- _Exercise instructions_: Report all lines from the entries below in which "type" appears.

- _Available data_:
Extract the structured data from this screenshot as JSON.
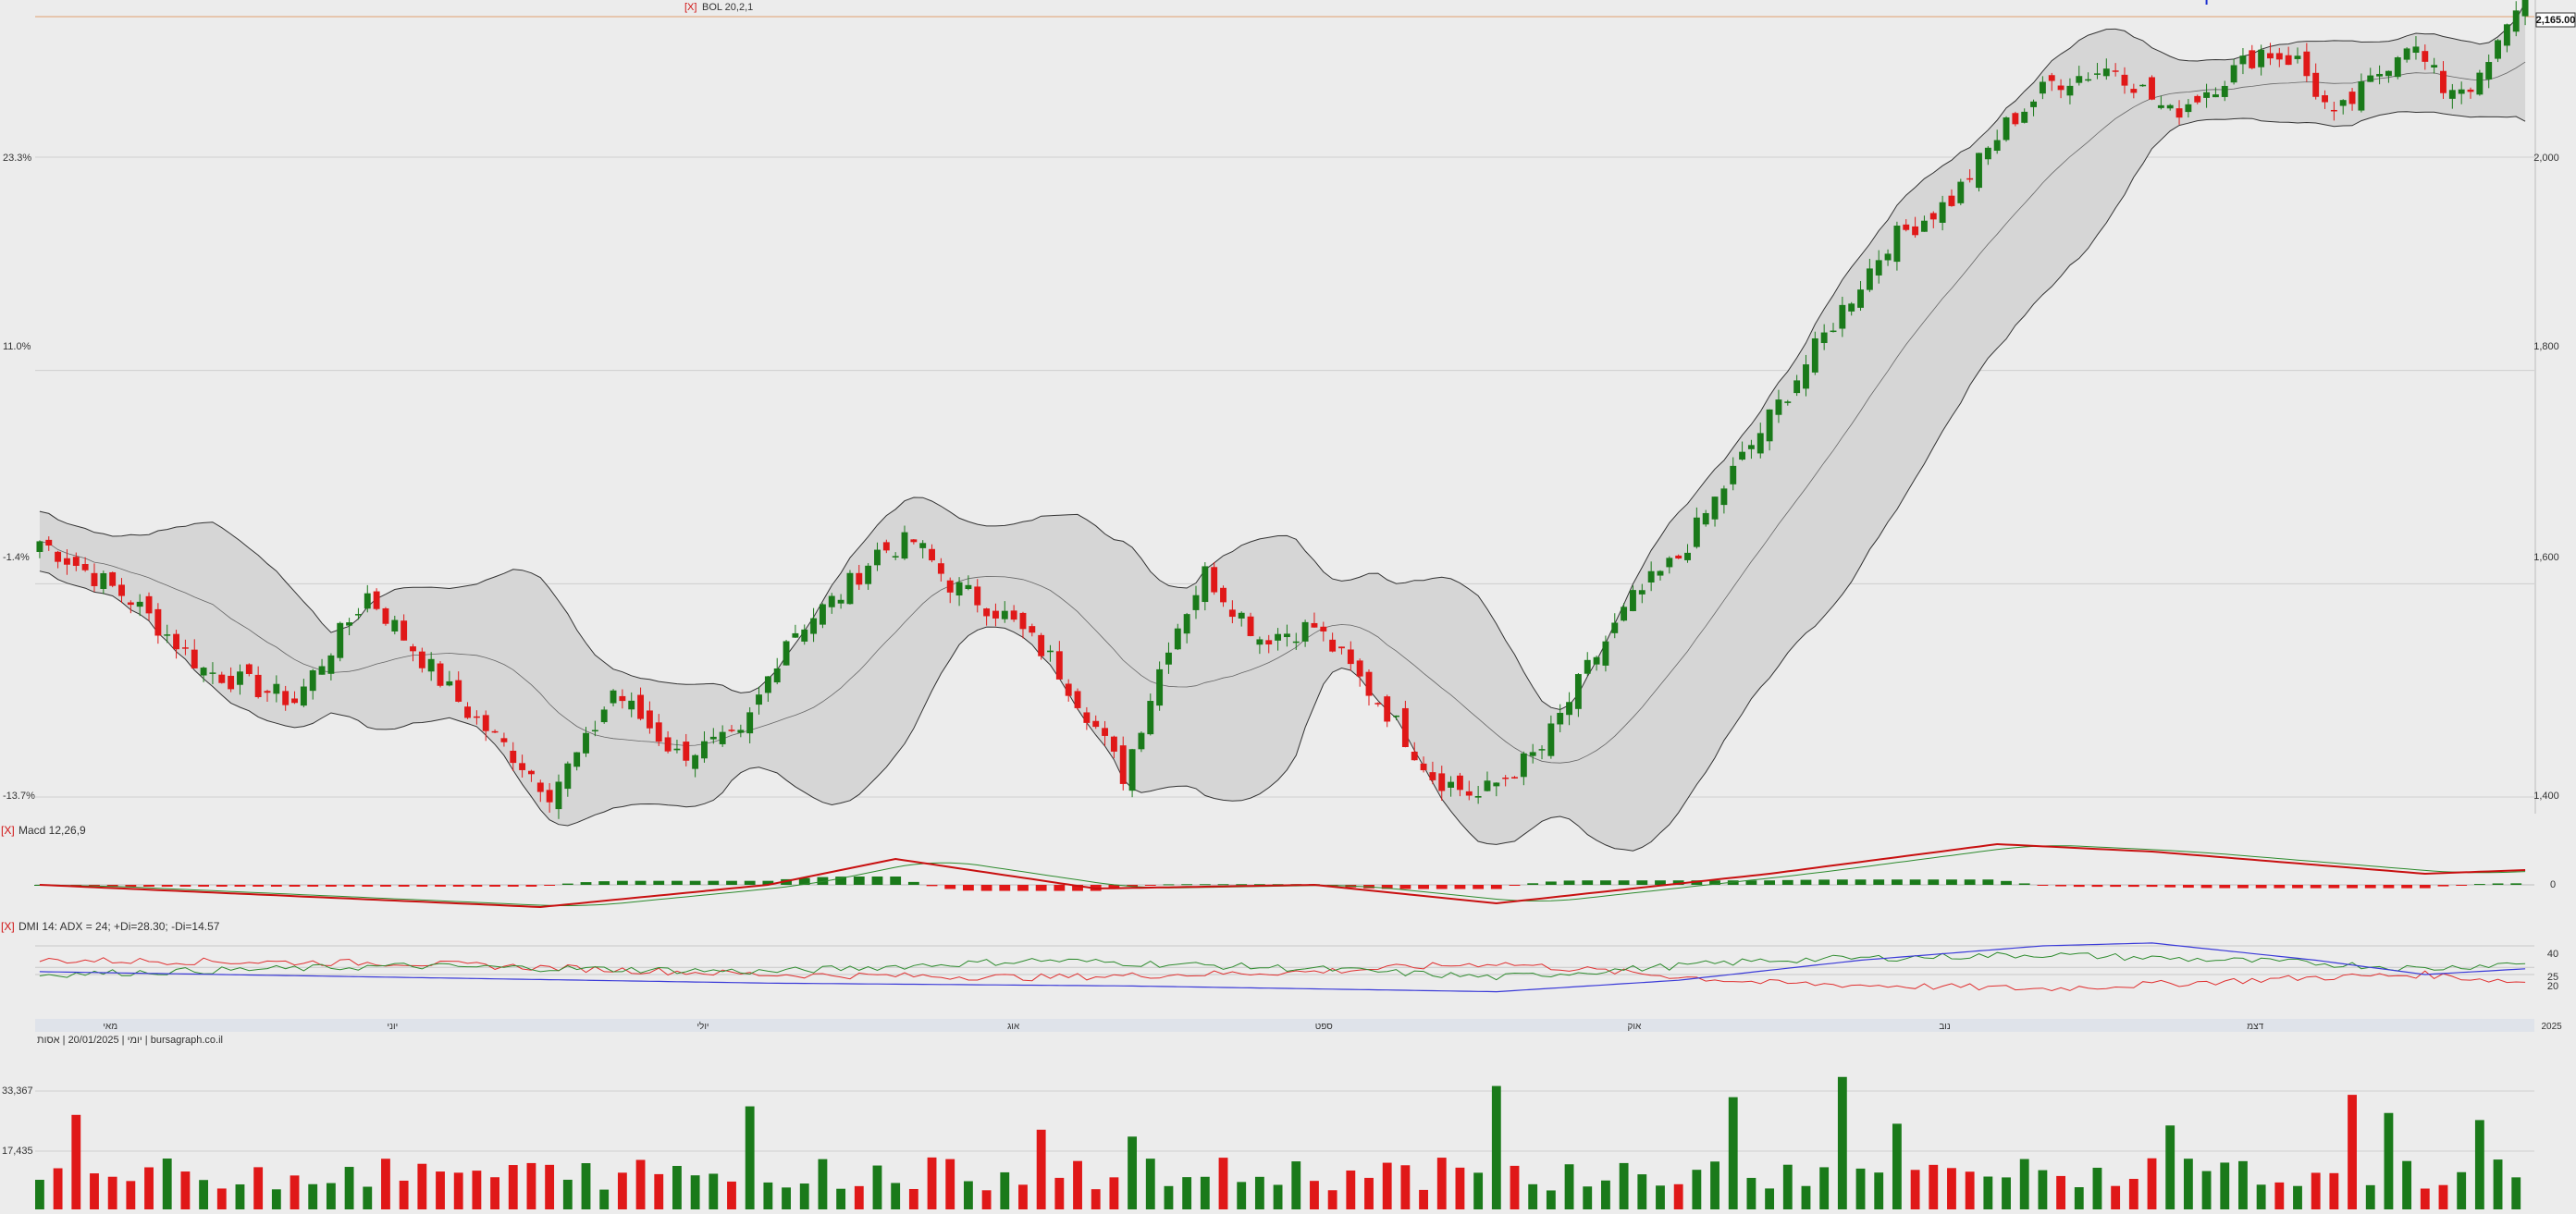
{
  "header": {
    "bollinger_label": "BOL 20,2,1",
    "close_marker": "[X]"
  },
  "price_panel": {
    "right_axis": [
      "2,000",
      "1,800",
      "1,600",
      "1,400"
    ],
    "left_axis": [
      "23.3%",
      "11.0%",
      "-1.4%",
      "-13.7%"
    ],
    "last_price": "2,165.00"
  },
  "macd_panel": {
    "label": "Macd 12,26,9",
    "zero_label": "0"
  },
  "dmi_panel": {
    "label": "DMI 14: ADX = 24; +Di=28.30; -Di=14.57",
    "level_labels": [
      "40",
      "25",
      "20"
    ]
  },
  "month_axis": [
    "מאי",
    "יוני",
    "יולי",
    "אוג",
    "ספט",
    "אוק",
    "נוב",
    "דצמ",
    "2025"
  ],
  "volume_panel": {
    "label": "יומי | 20/01/2025 | אסות | bursagraph.co.il",
    "axis": [
      "33,367",
      "17,435"
    ]
  },
  "colors": {
    "up": "#1a7a1a",
    "down": "#e01818",
    "band_fill": "#d6d6d6",
    "resistance": "#1c2fd0",
    "adx": "#3a3ad8",
    "plus_di": "#2e8b2e",
    "minus_di": "#e03030",
    "macd_line": "#c81010",
    "signal_line": "#2e8b2e"
  },
  "chart_data": [
    {
      "type": "candlestick",
      "title": "",
      "y_ticks": [
        2000,
        1800,
        1600,
        1400
      ],
      "ylim": [
        1380,
        2165
      ],
      "last_close": 2165,
      "resistance_level": 2150,
      "bollinger": "20,2,1",
      "anchors": [
        [
          0,
          1640
        ],
        [
          10,
          1585
        ],
        [
          18,
          1520
        ],
        [
          28,
          1490
        ],
        [
          36,
          1590
        ],
        [
          40,
          1550
        ],
        [
          47,
          1480
        ],
        [
          52,
          1440
        ],
        [
          56,
          1405
        ],
        [
          60,
          1450
        ],
        [
          63,
          1500
        ],
        [
          70,
          1440
        ],
        [
          77,
          1455
        ],
        [
          82,
          1550
        ],
        [
          88,
          1590
        ],
        [
          92,
          1630
        ],
        [
          96,
          1640
        ],
        [
          100,
          1600
        ],
        [
          106,
          1570
        ],
        [
          111,
          1530
        ],
        [
          115,
          1480
        ],
        [
          119,
          1420
        ],
        [
          124,
          1545
        ],
        [
          128,
          1610
        ],
        [
          134,
          1550
        ],
        [
          140,
          1560
        ],
        [
          143,
          1530
        ],
        [
          148,
          1480
        ],
        [
          153,
          1420
        ],
        [
          158,
          1400
        ],
        [
          165,
          1445
        ],
        [
          170,
          1520
        ],
        [
          175,
          1585
        ],
        [
          180,
          1625
        ],
        [
          186,
          1705
        ],
        [
          190,
          1755
        ],
        [
          197,
          1845
        ],
        [
          203,
          1920
        ],
        [
          210,
          1960
        ],
        [
          216,
          2030
        ],
        [
          221,
          2070
        ],
        [
          228,
          2085
        ],
        [
          234,
          2040
        ],
        [
          240,
          2075
        ],
        [
          244,
          2100
        ],
        [
          248,
          2090
        ],
        [
          252,
          2035
        ],
        [
          256,
          2070
        ],
        [
          260,
          2110
        ],
        [
          264,
          2065
        ],
        [
          268,
          2070
        ],
        [
          271,
          2120
        ],
        [
          273,
          2165
        ]
      ],
      "seed": 7
    },
    {
      "type": "line",
      "title": "Macd 12,26,9",
      "series": [
        {
          "values": [
            [
              0,
              0
            ],
            [
              55,
              -30
            ],
            [
              80,
              0
            ],
            [
              94,
              35
            ],
            [
              116,
              -5
            ],
            [
              140,
              0
            ],
            [
              160,
              -25
            ],
            [
              190,
              15
            ],
            [
              215,
              55
            ],
            [
              232,
              45
            ],
            [
              262,
              15
            ],
            [
              273,
              20
            ]
          ]
        }
      ]
    },
    {
      "type": "line",
      "title": "DMI 14",
      "y_ticks": [
        40,
        25,
        20
      ],
      "ylim": [
        0,
        50
      ],
      "adx": 24,
      "plus_di": 28.3,
      "minus_di": 14.57
    },
    {
      "type": "bar",
      "y_ticks": [
        33367,
        17435
      ],
      "ylim": [
        0,
        50000
      ]
    }
  ]
}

- _Answer to the exercise_:
      "type": "candlestick",
      "type": "line",
      "type": "line",
      "type": "bar",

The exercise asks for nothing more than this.